• Task item
Give the data back exactly as it stands.

[Data entries for graphics]
--------
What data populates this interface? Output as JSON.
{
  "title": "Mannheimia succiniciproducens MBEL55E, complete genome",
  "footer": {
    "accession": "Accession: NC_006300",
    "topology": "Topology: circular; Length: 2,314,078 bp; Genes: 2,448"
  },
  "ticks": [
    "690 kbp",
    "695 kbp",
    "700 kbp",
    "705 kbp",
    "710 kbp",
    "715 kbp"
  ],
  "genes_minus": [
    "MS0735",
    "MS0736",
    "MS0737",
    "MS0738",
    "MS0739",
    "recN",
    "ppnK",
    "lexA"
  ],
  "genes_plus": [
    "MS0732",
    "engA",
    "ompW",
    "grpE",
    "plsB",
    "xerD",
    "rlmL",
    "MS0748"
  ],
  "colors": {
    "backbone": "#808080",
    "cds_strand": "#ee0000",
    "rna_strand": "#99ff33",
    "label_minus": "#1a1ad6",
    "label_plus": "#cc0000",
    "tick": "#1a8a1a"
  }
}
--------
• Result of this exercise
What data populates this interface? Output as JSON.
{
  "title": "Mannheimia succiniciproducens MBEL55E, complete genome",
  "footer": {
    "accession": "Accession: NC_006300",
    "topology": "Topology: circular; Length: 2,314,078 bp; Genes: 2,448"
  },
  "ticks": [
    "690 kbp",
    "695 kbp",
    "700 kbp",
    "705 kbp",
    "710 kbp",
    "715 kbp"
  ],
  "genes_minus": [
    "MS0735",
    "MS0736",
    "MS0737",
    "MS0738",
    "MS0739",
    "recN",
    "ppnK",
    "lexA"
  ],
  "genes_plus": [
    "MS0732",
    "engA",
    "ompW",
    "grpE",
    "plsB",
    "xerD",
    "rlmL",
    "MS0748"
  ],
  "colors": {
    "backbone": "#808080",
    "cds_strand": "#ee0000",
    "rna_strand": "#99ff33",
    "label_minus": "#1a1ad6",
    "label_plus": "#cc0000",
    "tick": "#1a8a1a"
  }
}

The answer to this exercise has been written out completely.